=== What to do ===
Exactly as written, quote every line that follows, skipping the images.

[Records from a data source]
========
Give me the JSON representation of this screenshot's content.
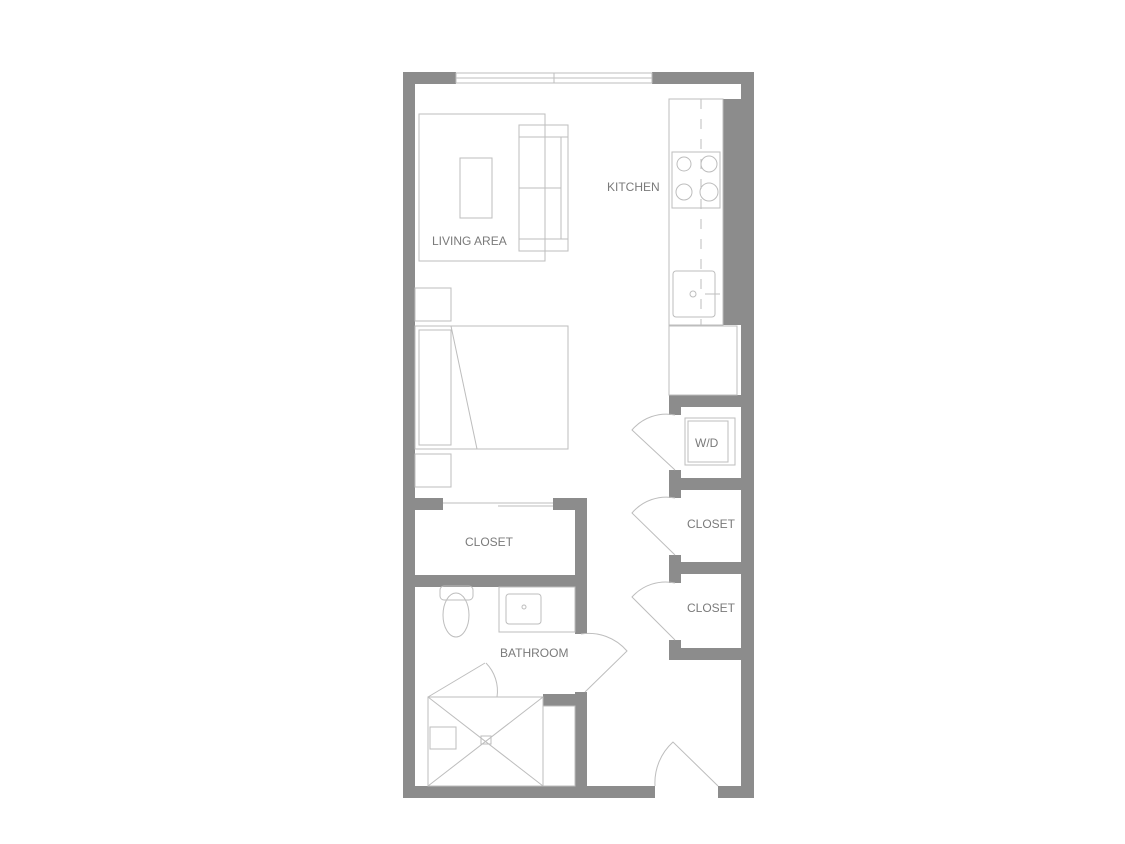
{
  "floorplan": {
    "rooms": {
      "living_area": "LIVING AREA",
      "kitchen": "KITCHEN",
      "washer_dryer": "W/D",
      "closet_left": "CLOSET",
      "closet_right_1": "CLOSET",
      "closet_right_2": "CLOSET",
      "bathroom": "BATHROOM"
    },
    "colors": {
      "wall": "#8c8c8c",
      "fixture_line": "#bdbdbd",
      "label": "#7a7a7a",
      "background": "#ffffff"
    }
  }
}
========
=== Right answer ===
Give me the JSON representation of this screenshot's content.
{
  "floorplan": {
    "rooms": {
      "living_area": "LIVING AREA",
      "kitchen": "KITCHEN",
      "washer_dryer": "W/D",
      "closet_left": "CLOSET",
      "closet_right_1": "CLOSET",
      "closet_right_2": "CLOSET",
      "bathroom": "BATHROOM"
    },
    "colors": {
      "wall": "#8c8c8c",
      "fixture_line": "#bdbdbd",
      "label": "#7a7a7a",
      "background": "#ffffff"
    }
  }
}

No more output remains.